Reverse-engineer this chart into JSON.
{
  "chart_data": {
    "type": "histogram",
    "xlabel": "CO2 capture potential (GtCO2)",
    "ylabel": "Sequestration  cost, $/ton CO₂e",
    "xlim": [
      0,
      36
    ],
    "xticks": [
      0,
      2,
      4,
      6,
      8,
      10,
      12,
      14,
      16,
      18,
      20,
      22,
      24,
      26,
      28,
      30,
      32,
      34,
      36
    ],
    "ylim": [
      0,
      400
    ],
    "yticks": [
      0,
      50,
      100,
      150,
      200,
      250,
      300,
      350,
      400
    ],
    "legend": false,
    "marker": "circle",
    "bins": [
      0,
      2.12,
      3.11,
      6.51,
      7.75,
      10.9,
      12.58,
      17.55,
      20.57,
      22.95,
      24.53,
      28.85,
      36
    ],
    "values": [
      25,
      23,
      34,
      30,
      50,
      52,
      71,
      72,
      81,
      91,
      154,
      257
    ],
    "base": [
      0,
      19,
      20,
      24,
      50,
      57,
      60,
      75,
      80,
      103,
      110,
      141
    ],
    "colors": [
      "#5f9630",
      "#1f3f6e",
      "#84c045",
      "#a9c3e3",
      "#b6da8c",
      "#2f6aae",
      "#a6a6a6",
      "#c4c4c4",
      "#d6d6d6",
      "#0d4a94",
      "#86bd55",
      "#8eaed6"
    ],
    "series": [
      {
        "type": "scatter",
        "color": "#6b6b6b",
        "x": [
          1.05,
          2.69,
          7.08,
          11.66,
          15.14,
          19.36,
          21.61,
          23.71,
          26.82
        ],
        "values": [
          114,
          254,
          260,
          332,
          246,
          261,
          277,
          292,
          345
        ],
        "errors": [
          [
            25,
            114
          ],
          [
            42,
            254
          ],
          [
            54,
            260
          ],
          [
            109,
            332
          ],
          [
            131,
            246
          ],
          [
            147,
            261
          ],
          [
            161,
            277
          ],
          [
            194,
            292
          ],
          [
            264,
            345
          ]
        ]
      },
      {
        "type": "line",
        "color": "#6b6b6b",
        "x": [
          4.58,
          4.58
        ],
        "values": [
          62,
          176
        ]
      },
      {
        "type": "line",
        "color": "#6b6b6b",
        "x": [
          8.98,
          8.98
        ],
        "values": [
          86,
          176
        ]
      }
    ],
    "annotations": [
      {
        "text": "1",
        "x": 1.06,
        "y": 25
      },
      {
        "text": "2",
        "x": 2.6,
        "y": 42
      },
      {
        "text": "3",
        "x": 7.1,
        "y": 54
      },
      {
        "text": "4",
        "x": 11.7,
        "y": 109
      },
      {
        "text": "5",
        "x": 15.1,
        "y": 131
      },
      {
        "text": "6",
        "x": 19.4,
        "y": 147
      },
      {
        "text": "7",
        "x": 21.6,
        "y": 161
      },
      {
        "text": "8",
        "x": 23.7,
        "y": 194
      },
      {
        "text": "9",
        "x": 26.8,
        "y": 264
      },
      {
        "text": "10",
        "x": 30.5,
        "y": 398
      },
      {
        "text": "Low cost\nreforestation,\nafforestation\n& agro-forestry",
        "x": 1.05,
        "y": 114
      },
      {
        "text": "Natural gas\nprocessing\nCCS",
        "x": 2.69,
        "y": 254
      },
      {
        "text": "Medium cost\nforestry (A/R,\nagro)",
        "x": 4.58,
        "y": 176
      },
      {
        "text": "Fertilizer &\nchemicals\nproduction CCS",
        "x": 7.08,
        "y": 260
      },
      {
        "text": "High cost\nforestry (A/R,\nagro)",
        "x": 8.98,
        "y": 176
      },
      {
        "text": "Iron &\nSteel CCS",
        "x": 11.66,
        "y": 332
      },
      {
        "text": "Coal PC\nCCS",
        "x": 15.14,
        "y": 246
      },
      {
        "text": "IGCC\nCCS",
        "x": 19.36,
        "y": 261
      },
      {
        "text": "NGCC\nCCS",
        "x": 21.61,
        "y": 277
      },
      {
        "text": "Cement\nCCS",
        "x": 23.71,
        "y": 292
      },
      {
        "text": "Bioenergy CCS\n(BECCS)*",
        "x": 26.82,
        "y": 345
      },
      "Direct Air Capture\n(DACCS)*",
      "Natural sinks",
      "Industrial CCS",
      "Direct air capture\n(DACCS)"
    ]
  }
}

EXERCISE PROMPT: Check each line of the records for the word "Direct", and show the lines that contain it.

TASK SOLUTION:
      "Direct Air Capture\n(DACCS)*",
      "Direct air capture\n(DACCS)"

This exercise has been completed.